** start of Dataset rows **

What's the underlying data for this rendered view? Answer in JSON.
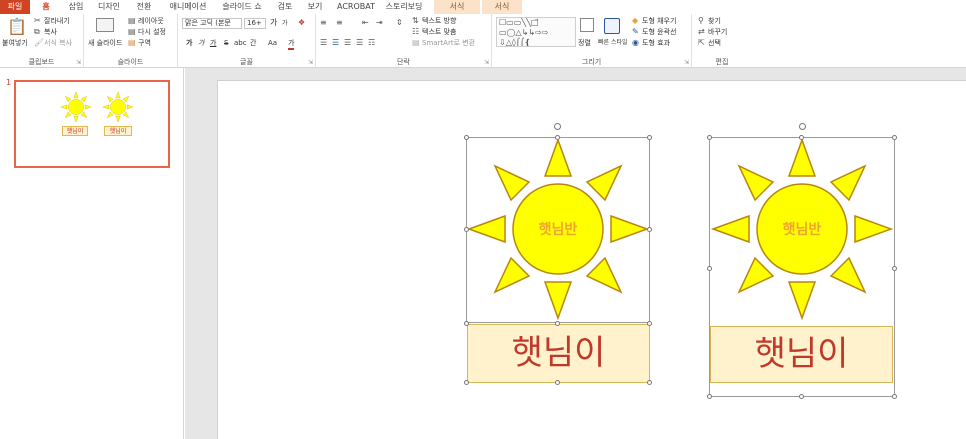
{
  "tabs": [
    {
      "label": "파일",
      "kind": "file"
    },
    {
      "label": "홈",
      "kind": "active"
    },
    {
      "label": "삽입",
      "kind": ""
    },
    {
      "label": "디자인",
      "kind": ""
    },
    {
      "label": "전환",
      "kind": ""
    },
    {
      "label": "애니메이션",
      "kind": ""
    },
    {
      "label": "슬라이드 쇼",
      "kind": ""
    },
    {
      "label": "검토",
      "kind": ""
    },
    {
      "label": "보기",
      "kind": ""
    },
    {
      "label": "ACROBAT",
      "kind": ""
    },
    {
      "label": "스토리보딩",
      "kind": ""
    },
    {
      "label": "서식",
      "kind": "ctx"
    },
    {
      "label": "서식",
      "kind": "ctx"
    }
  ],
  "ribbon": {
    "clipboard": {
      "paste": "붙여넣기",
      "cut": "잘라내기",
      "copy": "복사",
      "format_painter": "서식 복사",
      "label": "클립보드"
    },
    "slides": {
      "new_slide": "새 슬라이드",
      "layout": "레이아웃",
      "reset": "다시 설정",
      "section": "구역",
      "label": "슬라이드"
    },
    "font": {
      "font_name": "맑은 고딕 (본문",
      "font_size": "16+",
      "grow": "가",
      "shrink": "가",
      "bold": "가",
      "italic": "가",
      "underline": "가",
      "strike": "S",
      "shadow": "abc",
      "spacing": "간",
      "case": "Aa",
      "color": "가",
      "label": "글꼴"
    },
    "paragraph": {
      "text_direction": "텍스트 방향",
      "align_text": "텍스트 맞춤",
      "smartart": "SmartArt로 변환",
      "label": "단락"
    },
    "drawing": {
      "arrange": "정렬",
      "quick_styles": "빠른 스타일",
      "shape_fill": "도형 채우기",
      "shape_outline": "도형 윤곽선",
      "shape_effects": "도형 효과",
      "label": "그리기"
    },
    "editing": {
      "find": "찾기",
      "replace": "바꾸기",
      "select": "선택",
      "label": "편집"
    }
  },
  "thumbnail": {
    "number": "1",
    "label_left": "햇님이",
    "label_right": "햇님이"
  },
  "slide": {
    "sun_left_text": "햇님반",
    "sun_right_text": "햇님반",
    "caption_left": "햇님이",
    "caption_right": "햇님이"
  },
  "colors": {
    "sun_fill": "#ffff00",
    "sun_stroke": "#b8860b",
    "caption_fill": "#fff2cc",
    "caption_text": "#c0392b",
    "accent": "#d04423"
  }
}
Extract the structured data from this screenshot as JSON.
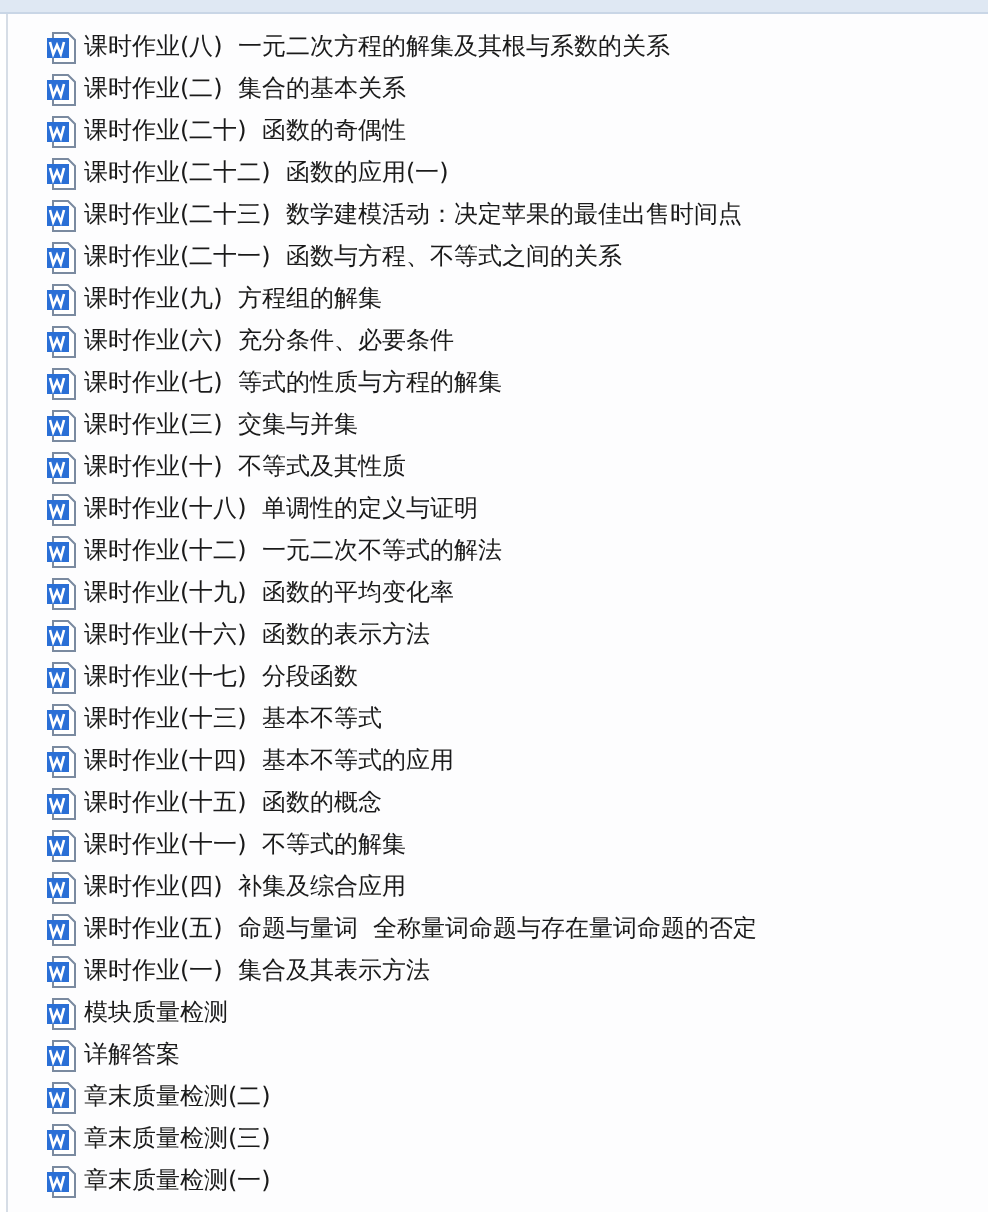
{
  "files": [
    {
      "name": "课时作业(八)  一元二次方程的解集及其根与系数的关系",
      "kind": "word"
    },
    {
      "name": "课时作业(二)  集合的基本关系",
      "kind": "word"
    },
    {
      "name": "课时作业(二十)  函数的奇偶性",
      "kind": "word"
    },
    {
      "name": "课时作业(二十二)  函数的应用(一)",
      "kind": "word"
    },
    {
      "name": "课时作业(二十三)  数学建模活动：决定苹果的最佳出售时间点",
      "kind": "word"
    },
    {
      "name": "课时作业(二十一)  函数与方程、不等式之间的关系",
      "kind": "word"
    },
    {
      "name": "课时作业(九)  方程组的解集",
      "kind": "word"
    },
    {
      "name": "课时作业(六)  充分条件、必要条件",
      "kind": "word"
    },
    {
      "name": "课时作业(七)  等式的性质与方程的解集",
      "kind": "word"
    },
    {
      "name": "课时作业(三)  交集与并集",
      "kind": "word"
    },
    {
      "name": "课时作业(十)  不等式及其性质",
      "kind": "word"
    },
    {
      "name": "课时作业(十八)  单调性的定义与证明",
      "kind": "word"
    },
    {
      "name": "课时作业(十二)  一元二次不等式的解法",
      "kind": "word"
    },
    {
      "name": "课时作业(十九)  函数的平均变化率",
      "kind": "word"
    },
    {
      "name": "课时作业(十六)  函数的表示方法",
      "kind": "word"
    },
    {
      "name": "课时作业(十七)  分段函数",
      "kind": "word"
    },
    {
      "name": "课时作业(十三)  基本不等式",
      "kind": "word"
    },
    {
      "name": "课时作业(十四)  基本不等式的应用",
      "kind": "word"
    },
    {
      "name": "课时作业(十五)  函数的概念",
      "kind": "word"
    },
    {
      "name": "课时作业(十一)  不等式的解集",
      "kind": "word"
    },
    {
      "name": "课时作业(四)  补集及综合应用",
      "kind": "word"
    },
    {
      "name": "课时作业(五)  命题与量词  全称量词命题与存在量词命题的否定",
      "kind": "word"
    },
    {
      "name": "课时作业(一)  集合及其表示方法",
      "kind": "word"
    },
    {
      "name": "模块质量检测",
      "kind": "word"
    },
    {
      "name": "详解答案",
      "kind": "word"
    },
    {
      "name": "章末质量检测(二)",
      "kind": "word"
    },
    {
      "name": "章末质量检测(三)",
      "kind": "word"
    },
    {
      "name": "章末质量检测(一)",
      "kind": "word"
    }
  ]
}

** end of Dataset rows **

What you should do:
Exactly as written, return every line of the listing, but not the pictures.

Finished task:
What's the underlying data for this rendered view? Answer in JSON.
{
  "tabs": [
    {
      "label": "파일",
      "kind": "file"
    },
    {
      "label": "홈",
      "kind": "active"
    },
    {
      "label": "삽입",
      "kind": ""
    },
    {
      "label": "디자인",
      "kind": ""
    },
    {
      "label": "전환",
      "kind": ""
    },
    {
      "label": "애니메이션",
      "kind": ""
    },
    {
      "label": "슬라이드 쇼",
      "kind": ""
    },
    {
      "label": "검토",
      "kind": ""
    },
    {
      "label": "보기",
      "kind": ""
    },
    {
      "label": "ACROBAT",
      "kind": ""
    },
    {
      "label": "스토리보딩",
      "kind": ""
    },
    {
      "label": "서식",
      "kind": "ctx"
    },
    {
      "label": "서식",
      "kind": "ctx"
    }
  ],
  "ribbon": {
    "clipboard": {
      "paste": "붙여넣기",
      "cut": "잘라내기",
      "copy": "복사",
      "format_painter": "서식 복사",
      "label": "클립보드"
    },
    "slides": {
      "new_slide": "새 슬라이드",
      "layout": "레이아웃",
      "reset": "다시 설정",
      "section": "구역",
      "label": "슬라이드"
    },
    "font": {
      "font_name": "맑은 고딕 (본문",
      "font_size": "16+",
      "grow": "가",
      "shrink": "가",
      "bold": "가",
      "italic": "가",
      "underline": "가",
      "strike": "S",
      "shadow": "abc",
      "spacing": "간",
      "case": "Aa",
      "color": "가",
      "label": "글꼴"
    },
    "paragraph": {
      "text_direction": "텍스트 방향",
      "align_text": "텍스트 맞춤",
      "smartart": "SmartArt로 변환",
      "label": "단락"
    },
    "drawing": {
      "arrange": "정렬",
      "quick_styles": "빠른 스타일",
      "shape_fill": "도형 채우기",
      "shape_outline": "도형 윤곽선",
      "shape_effects": "도형 효과",
      "label": "그리기"
    },
    "editing": {
      "find": "찾기",
      "replace": "바꾸기",
      "select": "선택",
      "label": "편집"
    }
  },
  "thumbnail": {
    "number": "1",
    "label_left": "햇님이",
    "label_right": "햇님이"
  },
  "slide": {
    "sun_left_text": "햇님반",
    "sun_right_text": "햇님반",
    "caption_left": "햇님이",
    "caption_right": "햇님이"
  },
  "colors": {
    "sun_fill": "#ffff00",
    "sun_stroke": "#b8860b",
    "caption_fill": "#fff2cc",
    "caption_text": "#c0392b",
    "accent": "#d04423"
  }
}
Extract the structured data from this screenshot as JSON.
{
  "files": [
    {
      "name": "课时作业(八)  一元二次方程的解集及其根与系数的关系",
      "kind": "word"
    },
    {
      "name": "课时作业(二)  集合的基本关系",
      "kind": "word"
    },
    {
      "name": "课时作业(二十)  函数的奇偶性",
      "kind": "word"
    },
    {
      "name": "课时作业(二十二)  函数的应用(一)",
      "kind": "word"
    },
    {
      "name": "课时作业(二十三)  数学建模活动：决定苹果的最佳出售时间点",
      "kind": "word"
    },
    {
      "name": "课时作业(二十一)  函数与方程、不等式之间的关系",
      "kind": "word"
    },
    {
      "name": "课时作业(九)  方程组的解集",
      "kind": "word"
    },
    {
      "name": "课时作业(六)  充分条件、必要条件",
      "kind": "word"
    },
    {
      "name": "课时作业(七)  等式的性质与方程的解集",
      "kind": "word"
    },
    {
      "name": "课时作业(三)  交集与并集",
      "kind": "word"
    },
    {
      "name": "课时作业(十)  不等式及其性质",
      "kind": "word"
    },
    {
      "name": "课时作业(十八)  单调性的定义与证明",
      "kind": "word"
    },
    {
      "name": "课时作业(十二)  一元二次不等式的解法",
      "kind": "word"
    },
    {
      "name": "课时作业(十九)  函数的平均变化率",
      "kind": "word"
    },
    {
      "name": "课时作业(十六)  函数的表示方法",
      "kind": "word"
    },
    {
      "name": "课时作业(十七)  分段函数",
      "kind": "word"
    },
    {
      "name": "课时作业(十三)  基本不等式",
      "kind": "word"
    },
    {
      "name": "课时作业(十四)  基本不等式的应用",
      "kind": "word"
    },
    {
      "name": "课时作业(十五)  函数的概念",
      "kind": "word"
    },
    {
      "name": "课时作业(十一)  不等式的解集",
      "kind": "word"
    },
    {
      "name": "课时作业(四)  补集及综合应用",
      "kind": "word"
    },
    {
      "name": "课时作业(五)  命题与量词  全称量词命题与存在量词命题的否定",
      "kind": "word"
    },
    {
      "name": "课时作业(一)  集合及其表示方法",
      "kind": "word"
    },
    {
      "name": "模块质量检测",
      "kind": "word"
    },
    {
      "name": "详解答案",
      "kind": "word"
    },
    {
      "name": "章末质量检测(二)",
      "kind": "word"
    },
    {
      "name": "章末质量检测(三)",
      "kind": "word"
    },
    {
      "name": "章末质量检测(一)",
      "kind": "word"
    }
  ]
}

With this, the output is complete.